* _SET PROBLEM_: Repeat each record below exactly as given.

================

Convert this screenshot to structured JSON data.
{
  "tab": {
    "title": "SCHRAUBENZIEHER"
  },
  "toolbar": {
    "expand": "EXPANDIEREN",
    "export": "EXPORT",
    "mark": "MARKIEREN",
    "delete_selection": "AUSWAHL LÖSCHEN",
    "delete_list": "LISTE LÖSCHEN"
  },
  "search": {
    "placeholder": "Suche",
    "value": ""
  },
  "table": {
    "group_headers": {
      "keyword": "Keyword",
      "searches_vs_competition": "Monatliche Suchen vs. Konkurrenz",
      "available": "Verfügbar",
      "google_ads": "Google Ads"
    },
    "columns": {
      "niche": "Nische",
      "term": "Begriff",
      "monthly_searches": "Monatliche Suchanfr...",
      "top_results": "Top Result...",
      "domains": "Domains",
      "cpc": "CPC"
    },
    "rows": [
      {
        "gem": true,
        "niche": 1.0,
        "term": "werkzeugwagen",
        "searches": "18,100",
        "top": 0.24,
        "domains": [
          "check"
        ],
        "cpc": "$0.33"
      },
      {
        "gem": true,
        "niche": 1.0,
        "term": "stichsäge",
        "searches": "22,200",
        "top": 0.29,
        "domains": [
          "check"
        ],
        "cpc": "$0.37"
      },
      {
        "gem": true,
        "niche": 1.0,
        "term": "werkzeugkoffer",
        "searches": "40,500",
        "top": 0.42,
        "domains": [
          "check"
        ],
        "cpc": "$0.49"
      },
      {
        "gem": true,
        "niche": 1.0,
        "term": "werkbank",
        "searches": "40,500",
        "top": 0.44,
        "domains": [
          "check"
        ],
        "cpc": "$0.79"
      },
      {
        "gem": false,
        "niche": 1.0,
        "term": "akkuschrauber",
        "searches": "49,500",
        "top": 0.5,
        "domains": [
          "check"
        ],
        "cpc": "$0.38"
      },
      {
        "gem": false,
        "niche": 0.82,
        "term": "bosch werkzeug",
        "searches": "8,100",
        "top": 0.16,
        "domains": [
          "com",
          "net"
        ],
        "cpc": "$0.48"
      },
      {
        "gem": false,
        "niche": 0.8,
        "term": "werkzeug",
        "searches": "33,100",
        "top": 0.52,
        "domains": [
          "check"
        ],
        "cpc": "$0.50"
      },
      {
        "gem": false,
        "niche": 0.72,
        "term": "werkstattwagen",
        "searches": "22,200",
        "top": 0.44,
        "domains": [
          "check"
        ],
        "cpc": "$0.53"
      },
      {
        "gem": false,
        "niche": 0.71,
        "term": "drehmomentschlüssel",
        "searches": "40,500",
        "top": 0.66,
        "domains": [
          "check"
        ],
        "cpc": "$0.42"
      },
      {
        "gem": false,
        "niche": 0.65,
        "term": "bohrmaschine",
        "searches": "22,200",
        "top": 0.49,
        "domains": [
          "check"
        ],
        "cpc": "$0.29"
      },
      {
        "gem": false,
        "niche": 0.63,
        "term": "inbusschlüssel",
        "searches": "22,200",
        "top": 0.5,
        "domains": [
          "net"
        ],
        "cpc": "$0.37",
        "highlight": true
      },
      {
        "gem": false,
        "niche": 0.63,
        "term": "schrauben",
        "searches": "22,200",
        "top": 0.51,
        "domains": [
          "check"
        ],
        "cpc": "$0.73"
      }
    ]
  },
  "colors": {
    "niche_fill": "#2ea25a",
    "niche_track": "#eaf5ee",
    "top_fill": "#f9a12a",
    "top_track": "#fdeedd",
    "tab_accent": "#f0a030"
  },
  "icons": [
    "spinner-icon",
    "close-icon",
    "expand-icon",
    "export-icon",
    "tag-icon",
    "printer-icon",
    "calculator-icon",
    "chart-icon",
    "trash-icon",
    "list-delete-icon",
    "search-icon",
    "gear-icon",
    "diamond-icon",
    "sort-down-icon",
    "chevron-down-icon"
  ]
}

================

* _CORRECT RESPONSE_:
Convert this screenshot to structured JSON data.
{
  "tab": {
    "title": "SCHRAUBENZIEHER"
  },
  "toolbar": {
    "expand": "EXPANDIEREN",
    "export": "EXPORT",
    "mark": "MARKIEREN",
    "delete_selection": "AUSWAHL LÖSCHEN",
    "delete_list": "LISTE LÖSCHEN"
  },
  "search": {
    "placeholder": "Suche",
    "value": ""
  },
  "table": {
    "group_headers": {
      "keyword": "Keyword",
      "searches_vs_competition": "Monatliche Suchen vs. Konkurrenz",
      "available": "Verfügbar",
      "google_ads": "Google Ads"
    },
    "columns": {
      "niche": "Nische",
      "term": "Begriff",
      "monthly_searches": "Monatliche Suchanfr...",
      "top_results": "Top Result...",
      "domains": "Domains",
      "cpc": "CPC"
    },
    "rows": [
      {
        "gem": true,
        "niche": 1.0,
        "term": "werkzeugwagen",
        "searches": "18,100",
        "top": 0.24,
        "domains": [
          "check"
        ],
        "cpc": "$0.33"
      },
      {
        "gem": true,
        "niche": 1.0,
        "term": "stichsäge",
        "searches": "22,200",
        "top": 0.29,
        "domains": [
          "check"
        ],
        "cpc": "$0.37"
      },
      {
        "gem": true,
        "niche": 1.0,
        "term": "werkzeugkoffer",
        "searches": "40,500",
        "top": 0.42,
        "domains": [
          "check"
        ],
        "cpc": "$0.49"
      },
      {
        "gem": true,
        "niche": 1.0,
        "term": "werkbank",
        "searches": "40,500",
        "top": 0.44,
        "domains": [
          "check"
        ],
        "cpc": "$0.79"
      },
      {
        "gem": false,
        "niche": 1.0,
        "term": "akkuschrauber",
        "searches": "49,500",
        "top": 0.5,
        "domains": [
          "check"
        ],
        "cpc": "$0.38"
      },
      {
        "gem": false,
        "niche": 0.82,
        "term": "bosch werkzeug",
        "searches": "8,100",
        "top": 0.16,
        "domains": [
          "com",
          "net"
        ],
        "cpc": "$0.48"
      },
      {
        "gem": false,
        "niche": 0.8,
        "term": "werkzeug",
        "searches": "33,100",
        "top": 0.52,
        "domains": [
          "check"
        ],
        "cpc": "$0.50"
      },
      {
        "gem": false,
        "niche": 0.72,
        "term": "werkstattwagen",
        "searches": "22,200",
        "top": 0.44,
        "domains": [
          "check"
        ],
        "cpc": "$0.53"
      },
      {
        "gem": false,
        "niche": 0.71,
        "term": "drehmomentschlüssel",
        "searches": "40,500",
        "top": 0.66,
        "domains": [
          "check"
        ],
        "cpc": "$0.42"
      },
      {
        "gem": false,
        "niche": 0.65,
        "term": "bohrmaschine",
        "searches": "22,200",
        "top": 0.49,
        "domains": [
          "check"
        ],
        "cpc": "$0.29"
      },
      {
        "gem": false,
        "niche": 0.63,
        "term": "inbusschlüssel",
        "searches": "22,200",
        "top": 0.5,
        "domains": [
          "net"
        ],
        "cpc": "$0.37",
        "highlight": true
      },
      {
        "gem": false,
        "niche": 0.63,
        "term": "schrauben",
        "searches": "22,200",
        "top": 0.51,
        "domains": [
          "check"
        ],
        "cpc": "$0.73"
      }
    ]
  },
  "colors": {
    "niche_fill": "#2ea25a",
    "niche_track": "#eaf5ee",
    "top_fill": "#f9a12a",
    "top_track": "#fdeedd",
    "tab_accent": "#f0a030"
  },
  "icons": [
    "spinner-icon",
    "close-icon",
    "expand-icon",
    "export-icon",
    "tag-icon",
    "printer-icon",
    "calculator-icon",
    "chart-icon",
    "trash-icon",
    "list-delete-icon",
    "search-icon",
    "gear-icon",
    "diamond-icon",
    "sort-down-icon",
    "chevron-down-icon"
  ]
}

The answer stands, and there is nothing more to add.